Boxed element entries

*-*-*

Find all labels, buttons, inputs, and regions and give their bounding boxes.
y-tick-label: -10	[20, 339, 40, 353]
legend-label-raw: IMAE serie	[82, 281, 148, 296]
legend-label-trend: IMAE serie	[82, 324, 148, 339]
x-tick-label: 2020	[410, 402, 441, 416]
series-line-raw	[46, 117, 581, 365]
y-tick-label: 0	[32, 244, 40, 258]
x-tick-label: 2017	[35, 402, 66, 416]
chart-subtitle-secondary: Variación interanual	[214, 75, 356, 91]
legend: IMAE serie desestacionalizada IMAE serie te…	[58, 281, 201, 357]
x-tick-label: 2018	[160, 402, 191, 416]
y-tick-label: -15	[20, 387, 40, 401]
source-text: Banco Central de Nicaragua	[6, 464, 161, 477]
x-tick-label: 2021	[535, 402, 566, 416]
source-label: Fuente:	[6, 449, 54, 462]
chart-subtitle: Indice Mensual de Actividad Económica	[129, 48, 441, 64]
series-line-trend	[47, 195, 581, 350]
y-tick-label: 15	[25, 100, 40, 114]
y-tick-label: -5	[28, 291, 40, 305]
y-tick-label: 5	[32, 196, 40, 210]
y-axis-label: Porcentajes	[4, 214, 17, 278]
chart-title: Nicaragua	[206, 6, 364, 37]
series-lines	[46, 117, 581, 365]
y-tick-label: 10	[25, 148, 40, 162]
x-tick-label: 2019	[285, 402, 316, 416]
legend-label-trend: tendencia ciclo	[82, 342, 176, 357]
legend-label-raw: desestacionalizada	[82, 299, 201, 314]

*-*-*

Given task
Reproduce every item above, line for line, with no changes.

Solved problem
Find all labels, buttons, inputs, and regions and give their bounding boxes.
y-tick-label: -10	[20, 339, 40, 353]
legend-label-raw: IMAE serie	[82, 281, 148, 296]
legend-label-trend: IMAE serie	[82, 324, 148, 339]
x-tick-label: 2020	[410, 402, 441, 416]
series-line-raw	[46, 117, 581, 365]
y-tick-label: 0	[32, 244, 40, 258]
x-tick-label: 2017	[35, 402, 66, 416]
chart-subtitle-secondary: Variación interanual	[214, 75, 356, 91]
legend: IMAE serie desestacionalizada IMAE serie te…	[58, 281, 201, 357]
x-tick-label: 2018	[160, 402, 191, 416]
y-tick-label: -15	[20, 387, 40, 401]
source-text: Banco Central de Nicaragua	[6, 464, 161, 477]
x-tick-label: 2021	[535, 402, 566, 416]
source-label: Fuente:	[6, 449, 54, 462]
chart-subtitle: Indice Mensual de Actividad Económica	[129, 48, 441, 64]
series-line-trend	[47, 195, 581, 350]
y-tick-label: 15	[25, 100, 40, 114]
y-tick-label: -5	[28, 291, 40, 305]
y-tick-label: 5	[32, 196, 40, 210]
y-axis-label: Porcentajes	[4, 214, 17, 278]
chart-title: Nicaragua	[206, 6, 364, 37]
series-lines	[46, 117, 581, 365]
y-tick-label: 10	[25, 148, 40, 162]
x-tick-label: 2019	[285, 402, 316, 416]
legend-label-trend: tendencia ciclo	[82, 342, 176, 357]
legend-label-raw: desestacionalizada	[82, 299, 201, 314]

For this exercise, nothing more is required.